These growth cycles repeat several times between birth and 30 years of age. Each recurrence produces a new capacity for thinking and learning that appears to be grounded in an expanded, reorganized neural network. Humans have a new opportunity for relearning skills and reshaping networks that they missed learning in earlier cycles. This cyclical property seems to explain the remarkable human capacity for plasticity, including recovery from damaging environments and neural injuries, especially when later development occurs in a benevolent, nurturing environment (Diamond & Hopson, 1998).
On the side of thinking and learning, the cyclical changes in capacity are not evident in everything that children or adolescents do because most of their acting, thinking, and learning do not push the limit of their capacities. Each new round of the cycle, called a developmental level, is most evident in a person's optimal level, the most complex skill or understanding that he or she can produce. Usually a person produces this optimal level only with strong contextual support, like that from a teacher, a tutor, or a text. Without such support, most thinking and learning occur at lower levels, not at the optimal level.

Cycles of Cognitive Development and "Stages"

A prerequisite for understanding our argument is to purge the classical conception of development, which treats thinking and learning as a progression through a series of stages that form steps in a developmental ladder. Instead, in the dynamic skills framework, development is much more variable and flexible and shows complex, dynamic patterns of change with many of the properties described by mathematical theories of complexity, chaos, and catastrophe (van der Maas & Molenaar, 1992; van Geert, in press).
A useful metaphor for some of the dynamic properties is a developmental web, with thinking and learning changing in parallel along multiple strands or domains, as reflected in such concepts as Gardner's (1993) multiple intelligences. A child develops a set of spatial skills and a separate set of musical skills, as illustrated by the strands on the left and right, respectively, of the web in Figure 1. When a new developmental level emerges, optimal performance along most strands shows discontinuous change, reflected in growth spurts and reorganizations, which are marked by changes in direction, forks, and intersections of the strands in the web. These changes do not occur all at once, but they are distributed across a specific age period or zone marked by the boxes in Figure 1. With the emergence of each level, a child can build a new, more complex kind of skill or understanding in diverse domains.

Figure 1. A Developmental Web with Zones of Emergence of Two Skill Levels in Two Domains

A child develops skills and knowledge along multiple independent strands for separate tasks and situations. The diagram shows how a child develops skills for several strands in the spatial and musical domains, which are mostly separate. Development of a new skill level in both domains produces a cluster of forks, intersections, and changes in direction across most strands, as indicated by the gray boxes for two successive levels. Skills relating the spatial and music domains intersect at one point (marked by a small circle) when the child begins to learn musical notation, which requires an integration of spatial and musical skills.

Exercises to complete ▸
**a)** In the excerpt on cognitive development cycles, when does a person usually produce their optimal level?
**b)** Continue the excerpt on cognitive development cycles from the point where it stops.
The items that come after this excerpt are separate material.

Recorded information ▸
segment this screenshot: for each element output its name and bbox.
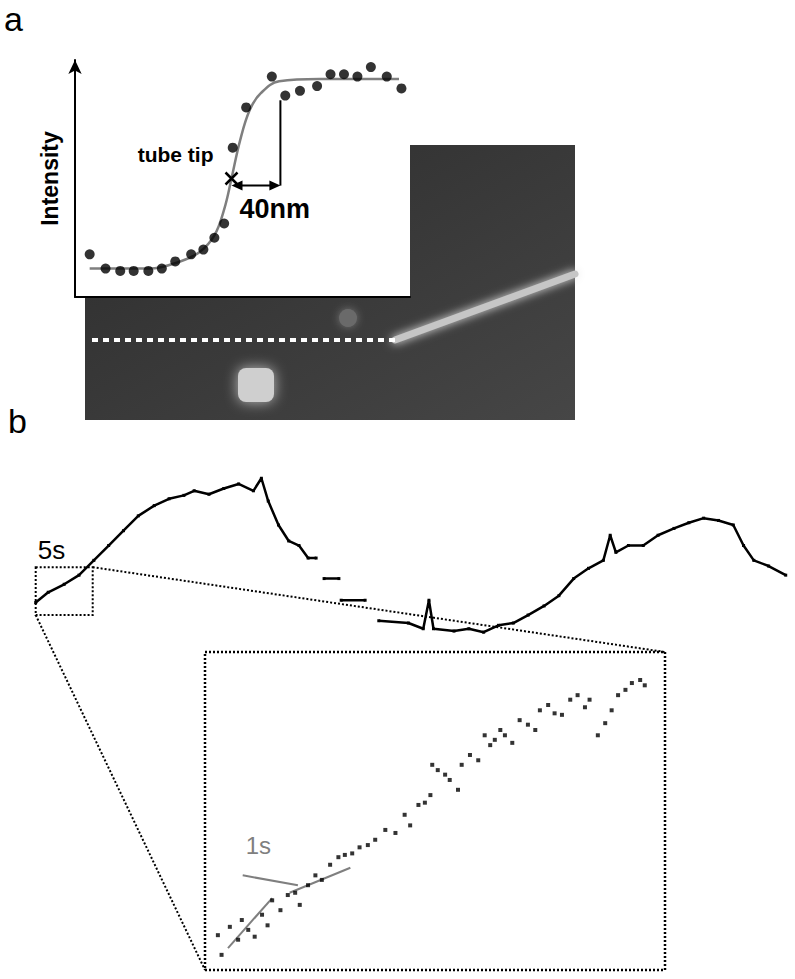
svg-text:5s: 5s xyxy=(38,535,65,565)
svg-text:a: a xyxy=(4,0,23,38)
svg-text:1s: 1s xyxy=(246,832,271,859)
svg-text:Intensity: Intensity xyxy=(37,131,63,226)
svg-text:b: b xyxy=(8,402,27,440)
svg-text:40nm: 40nm xyxy=(239,194,310,224)
svg-text:tube tip: tube tip xyxy=(138,143,214,166)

Expected answers ▸
**a)** Only with strong contextual support, such as from a teacher, a tutor, or a text.

**b)**
Each new level produces a cluster of spurts in optimal skill and understanding across many domains in a particular age period, a cognitive surge analogous to the spurts in height that children periodically show. Unlike height, however, cognitive spurts are evident only under optimal support conditions, not across the entire array of children's behaviors. A good teacher will bring them out in the classroom, but they will typically not be evident when a child is working or playing alone or without support.
Development involves a long series of new levels, each constructed independently in parallel for each strand or domain. The first ones develop in the child shortly after birth, and they continue to emerge until he or she reaches approximately 30 years of age. These spurts in capacity seem to be grounded in two recurring growth cycles. The shorter-term cycle involves constructing successive levels of skill or understanding, moving from single units, to mappings relating a few units, to systems relating multiple units, and finally to the formation of a new kind of unit that reorganizes and simplifies systems. This reorganization and simplification in turn is nested in a longer-term cycle, moving through four different forms of action and thought called tiers (reflexes, actions, concrete representations, and abstractions) (Case, 1991; Fischer, 1980). Both cycles seem to be based in the growth of neural networks, involving a combination of changes in connections among regions of the cortex and changes in brain activity in particular regions.
A metaphor that illustrates the nature of the long-term cycle of tiers is the construction of a cube or other solid figure in four levels, as shown in Figure 2. To build a cube, we first combine single points to form lines. We combine lines to form squares, then squares to form cubes. The cube in turn is a new building block that begins the process again, as we combine cubes to form lines, and so forth. The shorter-term cycle occurs within each level.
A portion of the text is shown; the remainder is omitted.